■ **Description of the task**: Show all lines of the listing that hold the word "selected".

■ **Records**:
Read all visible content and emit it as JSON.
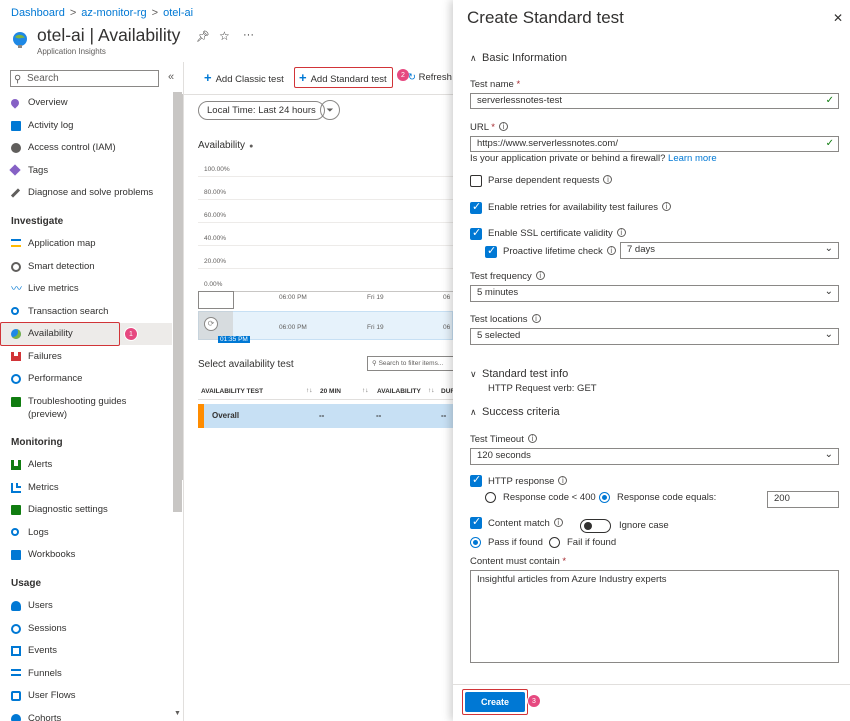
{
  "breadcrumb": [
    "Dashboard",
    "az-monitor-rg",
    "otel-ai"
  ],
  "header": {
    "title": "otel-ai | Availability",
    "subtitle": "Application Insights",
    "more": "···"
  },
  "sidebar": {
    "search_placeholder": "Search",
    "collapse": "«",
    "top_items": [
      "Overview",
      "Activity log",
      "Access control (IAM)",
      "Tags",
      "Diagnose and solve problems"
    ],
    "investigate_title": "Investigate",
    "investigate_items": [
      "Application map",
      "Smart detection",
      "Live metrics",
      "Transaction search",
      "Availability",
      "Failures",
      "Performance",
      "Troubleshooting guides",
      "(preview)"
    ],
    "monitoring_title": "Monitoring",
    "monitoring_items": [
      "Alerts",
      "Metrics",
      "Diagnostic settings",
      "Logs",
      "Workbooks"
    ],
    "usage_title": "Usage",
    "usage_items": [
      "Users",
      "Sessions",
      "Events",
      "Funnels",
      "User Flows",
      "Cohorts"
    ],
    "badge_availability": "1"
  },
  "toolbar": {
    "add_classic": "Add Classic test",
    "add_standard": "Add Standard test",
    "refresh": "Refresh",
    "badge": "2"
  },
  "filter": {
    "time": "Local Time: Last 24 hours"
  },
  "chart": {
    "title": "Availability",
    "y_ticks": [
      "100.00%",
      "80.00%",
      "60.00%",
      "40.00%",
      "20.00%",
      "0.00%"
    ],
    "x_ticks": [
      "06:00 PM",
      "Fri 19",
      "06"
    ],
    "brush_ticks": [
      "06:00 PM",
      "Fri 19",
      "06"
    ],
    "time_marker": "01:35 PM"
  },
  "tests": {
    "title": "Select availability test",
    "search_placeholder": "Search to filter items...",
    "columns": [
      "AVAILABILITY TEST",
      "20 MIN",
      "AVAILABILITY",
      "DUR"
    ],
    "rows": [
      {
        "name": "Overall",
        "min20": "--",
        "availability": "--",
        "dur": "--"
      }
    ]
  },
  "panel": {
    "title": "Create Standard test",
    "close": "✕",
    "basic_info": "Basic Information",
    "test_name_label": "Test name",
    "test_name_value": "serverlessnotes-test",
    "url_label": "URL",
    "url_value": "https://www.serverlessnotes.com/",
    "private_text": "Is your application private or behind a firewall?",
    "learn_more": "Learn more",
    "parse_dependent": "Parse dependent requests",
    "enable_retries": "Enable retries for availability test failures",
    "enable_ssl": "Enable SSL certificate validity",
    "proactive": "Proactive lifetime check",
    "proactive_value": "7 days",
    "frequency_label": "Test frequency",
    "frequency_value": "5 minutes",
    "locations_label": "Test locations",
    "locations_value": "5 selected",
    "std_info": "Standard test info",
    "http_verb": "HTTP Request verb: GET",
    "success_criteria": "Success criteria",
    "timeout_label": "Test Timeout",
    "timeout_value": "120 seconds",
    "http_response": "HTTP response",
    "code_lt": "Response code < 400",
    "code_eq": "Response code equals:",
    "code_value": "200",
    "content_match": "Content match",
    "ignore_case": "Ignore case",
    "pass_if": "Pass if found",
    "fail_if": "Fail if found",
    "content_label": "Content must contain",
    "content_value": "Insightful articles from Azure Industry experts",
    "create": "Create",
    "badge": "3"
  },
  "colors": {
    "accent": "#0078d4",
    "badge": "#e64980",
    "highlight": "#d13438",
    "success": "#107c10"
  }
}
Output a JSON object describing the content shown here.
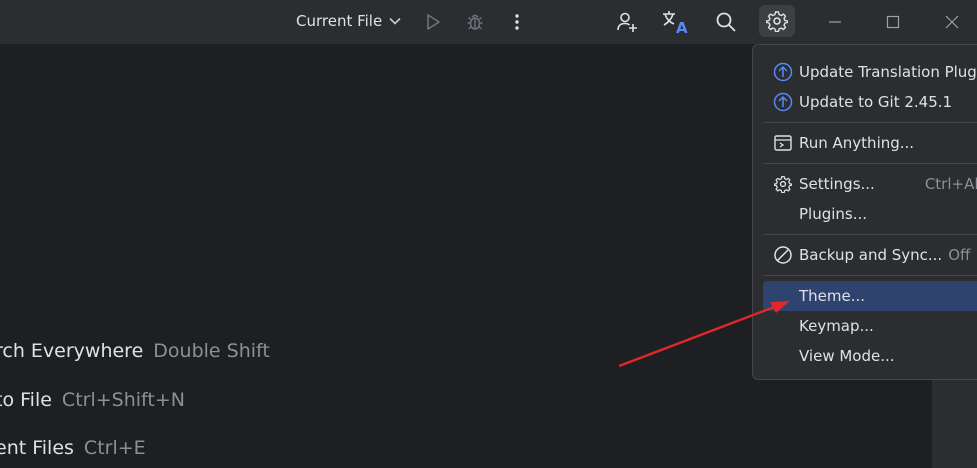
{
  "toolbar": {
    "run_config_label": "Current File",
    "icons": {
      "run": "play-icon",
      "debug": "bug-icon",
      "more": "more-vertical-icon",
      "add_user": "add-user-icon",
      "translate": "translate-icon",
      "search": "search-icon",
      "settings": "gear-icon"
    },
    "window": {
      "minimize": "minimize-icon",
      "maximize": "maximize-icon",
      "close": "close-icon"
    }
  },
  "editor": {
    "hints": [
      {
        "action": "rch Everywhere",
        "shortcut": "Double Shift"
      },
      {
        "action": "to File",
        "shortcut": "Ctrl+Shift+N"
      },
      {
        "action": "ent Files",
        "shortcut": "Ctrl+E"
      }
    ]
  },
  "menu": {
    "items": [
      {
        "label": "Update Translation Plugin",
        "icon": "update-arrow-icon",
        "shortcut": ""
      },
      {
        "label": "Update to Git 2.45.1",
        "icon": "update-arrow-icon",
        "shortcut": ""
      },
      {
        "label": "Run Anything...",
        "icon": "run-anything-icon",
        "shortcut": ""
      },
      {
        "label": "Settings...",
        "icon": "gear-icon",
        "shortcut": "Ctrl+Alt"
      },
      {
        "label": "Plugins...",
        "icon": "",
        "shortcut": ""
      },
      {
        "label": "Backup and Sync...",
        "icon": "disabled-circle-icon",
        "shortcut": "Off"
      },
      {
        "label": "Theme...",
        "icon": "",
        "shortcut": "",
        "selected": true
      },
      {
        "label": "Keymap...",
        "icon": "",
        "shortcut": ""
      },
      {
        "label": "View Mode...",
        "icon": "",
        "shortcut": ""
      }
    ]
  },
  "colors": {
    "background": "#1e1f22",
    "panel": "#2b2d30",
    "selection": "#2e436e",
    "update_accent": "#548af7",
    "annotation_arrow": "#e0282a"
  }
}
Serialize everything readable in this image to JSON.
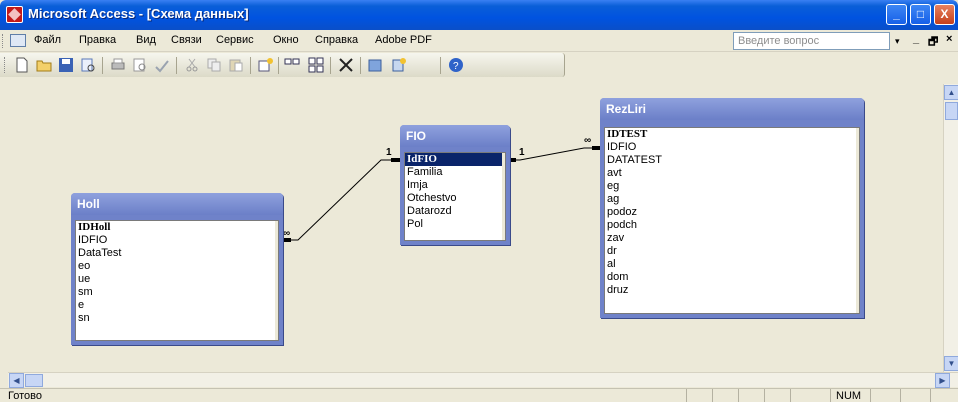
{
  "window": {
    "title": "Microsoft Access - [Схема данных]",
    "controls": {
      "minimize": "_",
      "maximize": "□",
      "close": "X"
    }
  },
  "menu": {
    "items": [
      "Файл",
      "Правка",
      "Вид",
      "Связи",
      "Сервис",
      "Окно",
      "Справка",
      "Adobe PDF"
    ],
    "ask_placeholder": "Введите вопрос",
    "ask_dropdown": "▾",
    "mdi_minimize": "_",
    "mdi_restore": "🗗",
    "mdi_close": "×"
  },
  "toolbar": {
    "icons": [
      "new-icon",
      "open-icon",
      "save-icon",
      "search-icon",
      "print-icon",
      "print-preview-icon",
      "spelling-icon",
      "cut-icon",
      "copy-icon",
      "paste-icon",
      "show-table-icon",
      "show-direct-icon",
      "show-all-icon",
      "delete-icon",
      "new-object-icon",
      "new-object-dropdown-icon",
      "help-icon"
    ]
  },
  "tables": {
    "holl": {
      "title": "Holl",
      "fields": [
        "IDHoll",
        "IDFIO",
        "DataTest",
        "eo",
        "ue",
        "sm",
        "e",
        "sn"
      ]
    },
    "fio": {
      "title": "FIO",
      "fields": [
        "IdFIO",
        "Familia",
        "Imja",
        "Otchestvo",
        "Datarozd",
        "Pol"
      ]
    },
    "rezliri": {
      "title": "RezLiri",
      "fields": [
        "IDTEST",
        "IDFIO",
        "DATATEST",
        "avt",
        "eg",
        "ag",
        "podoz",
        "podch",
        "zav",
        "dr",
        "al",
        "dom",
        "druz"
      ]
    }
  },
  "relationships": {
    "fio_holl": {
      "one": "1",
      "many": "∞"
    },
    "fio_rezliri": {
      "one": "1",
      "many": "∞"
    }
  },
  "statusbar": {
    "status": "Готово",
    "num": "NUM"
  },
  "colors": {
    "titlebar": "#0053e0",
    "table_header": "#7185cb",
    "selection": "#0a246a"
  }
}
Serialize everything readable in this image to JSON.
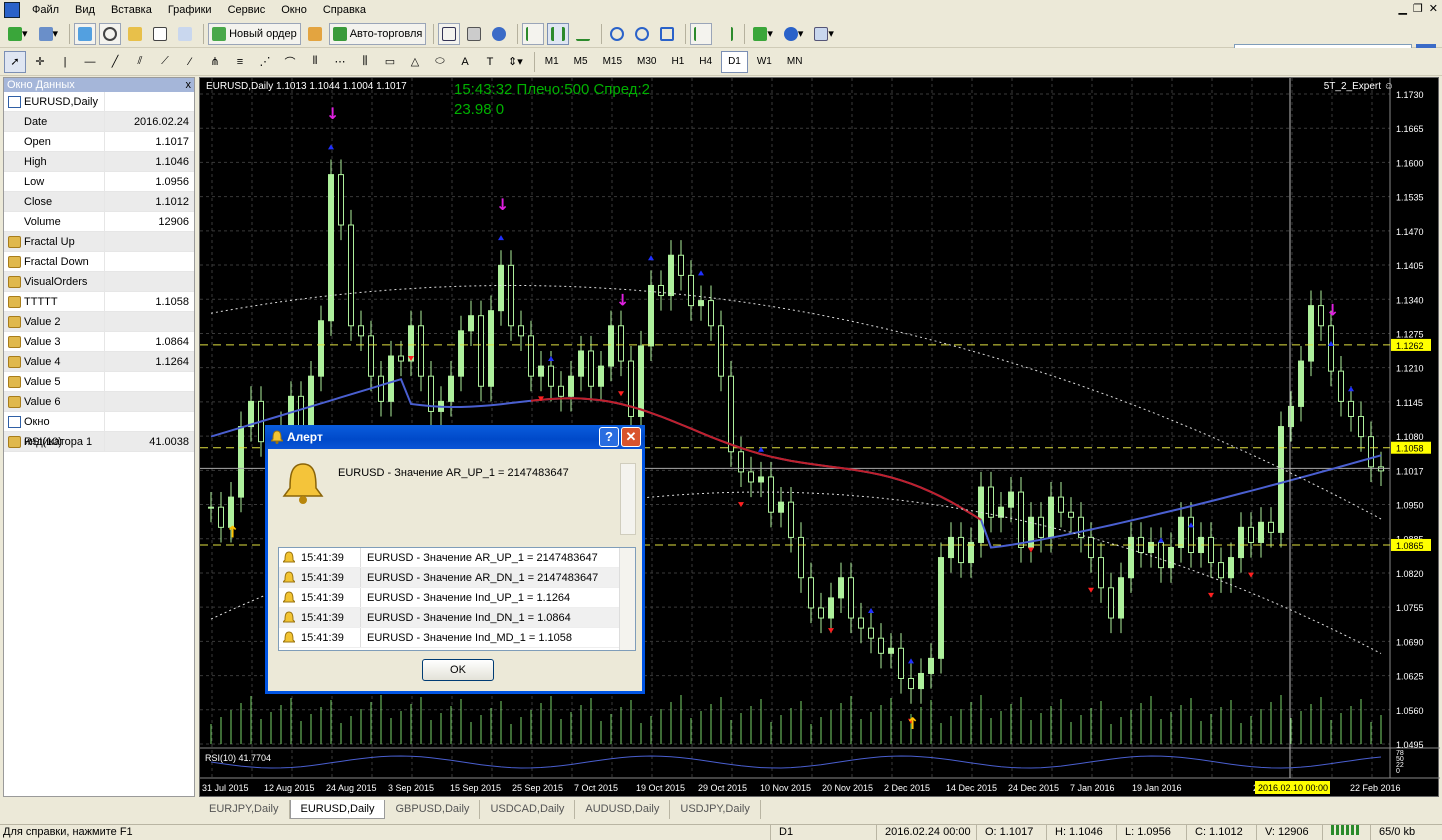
{
  "menu": {
    "items": [
      "Файл",
      "Вид",
      "Вставка",
      "Графики",
      "Сервис",
      "Окно",
      "Справка"
    ]
  },
  "toolbar": {
    "new_order": "Новый ордер",
    "autotrading": "Авто-торговля",
    "timeframes": [
      "M1",
      "M5",
      "M15",
      "M30",
      "H1",
      "H4",
      "D1",
      "W1",
      "MN"
    ],
    "active_tf": "D1"
  },
  "datawindow": {
    "title": "Окно Данных",
    "close": "x",
    "rows": [
      {
        "label": "EURUSD,Daily",
        "value": "",
        "icon": "chart"
      },
      {
        "label": "Date",
        "value": "2016.02.24"
      },
      {
        "label": "Open",
        "value": "1.1017"
      },
      {
        "label": "High",
        "value": "1.1046"
      },
      {
        "label": "Low",
        "value": "1.0956"
      },
      {
        "label": "Close",
        "value": "1.1012"
      },
      {
        "label": "Volume",
        "value": "12906"
      },
      {
        "label": "Fractal Up",
        "value": "",
        "icon": "ind"
      },
      {
        "label": "Fractal Down",
        "value": "",
        "icon": "ind"
      },
      {
        "label": "VisualOrders",
        "value": "",
        "icon": "ind"
      },
      {
        "label": "TTTTT",
        "value": "1.1058",
        "icon": "ind"
      },
      {
        "label": "Value 2",
        "value": "",
        "icon": "ind"
      },
      {
        "label": "Value 3",
        "value": "1.0864",
        "icon": "ind"
      },
      {
        "label": "Value 4",
        "value": "1.1264",
        "icon": "ind"
      },
      {
        "label": "Value 5",
        "value": "",
        "icon": "ind"
      },
      {
        "label": "Value 6",
        "value": "",
        "icon": "ind"
      },
      {
        "label": "Окно индикатора 1",
        "value": "",
        "icon": "chart"
      },
      {
        "label": "RSI(10)",
        "value": "41.0038",
        "icon": "ind"
      }
    ]
  },
  "chart": {
    "info": "EURUSD,Daily  1.1013 1.1044 1.1004 1.1017",
    "green_line1": "15:43:32 Плечо:500 Спред:2",
    "green_line2": "23.98        0",
    "expert": "5T_2_Expert ☺",
    "rsi_label": "RSI(10) 41.7704",
    "price_labels": [
      "1.1730",
      "1.1665",
      "1.1600",
      "1.1535",
      "1.1470",
      "1.1405",
      "1.1340",
      "1.1275",
      "1.1210",
      "1.1145",
      "1.1080",
      "1.1017",
      "1.0950",
      "1.0885",
      "1.0820",
      "1.0755",
      "1.0690",
      "1.0625",
      "1.0560",
      "1.0495"
    ],
    "highlight_labels": {
      "h1": "1.1262",
      "h2": "1.1058",
      "h3": "1.0865"
    },
    "rsi_scale": [
      "78",
      "50",
      "22",
      "0"
    ],
    "date_labels": [
      "31 Jul 2015",
      "12 Aug 2015",
      "24 Aug 2015",
      "3 Sep 2015",
      "15 Sep 2015",
      "25 Sep 2015",
      "7 Oct 2015",
      "19 Oct 2015",
      "29 Oct 2015",
      "10 Nov 2015",
      "20 Nov 2015",
      "2 Dec 2015",
      "14 Dec 2015",
      "24 Dec 2015",
      "7 Jan 2016",
      "19 Jan 2016",
      "29 Jan",
      "2016.02.10 00:00",
      "22 Feb 2016"
    ]
  },
  "tabs": [
    "EURJPY,Daily",
    "EURUSD,Daily",
    "GBPUSD,Daily",
    "USDCAD,Daily",
    "AUDUSD,Daily",
    "USDJPY,Daily"
  ],
  "active_tab": "EURUSD,Daily",
  "status": {
    "help": "Для справки, нажмите F1",
    "tf": "D1",
    "date": "2016.02.24 00:00",
    "open": "O: 1.1017",
    "high": "H: 1.1046",
    "low": "L: 1.0956",
    "close": "C: 1.1012",
    "vol": "V: 12906",
    "traffic": "65/0 kb"
  },
  "alert": {
    "title": "Алерт",
    "help": "?",
    "close": "✕",
    "message": "EURUSD - Значение AR_UP_1 = 2147483647",
    "rows": [
      {
        "time": "15:41:39",
        "msg": "EURUSD - Значение AR_UP_1 = 2147483647"
      },
      {
        "time": "15:41:39",
        "msg": "EURUSD - Значение AR_DN_1 = 2147483647"
      },
      {
        "time": "15:41:39",
        "msg": "EURUSD - Значение Ind_UP_1 = 1.1264"
      },
      {
        "time": "15:41:39",
        "msg": "EURUSD - Значение Ind_DN_1 = 1.0864"
      },
      {
        "time": "15:41:39",
        "msg": "EURUSD - Значение Ind_MD_1 = 1.1058"
      }
    ],
    "ok": "OK"
  },
  "colors": {
    "candle": "#aef09c",
    "ma_red": "#c0202a",
    "ma_blue": "#4a5fd0",
    "fractal_up": "#2030ff",
    "fractal_down": "#ff2020",
    "arrow_magenta": "#e020e0",
    "arrow_yellow": "#ffc000",
    "hline_yellow": "#e0e040"
  }
}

■ **Correct answer**:
    "locations_value": "5 selected",
        "selected": true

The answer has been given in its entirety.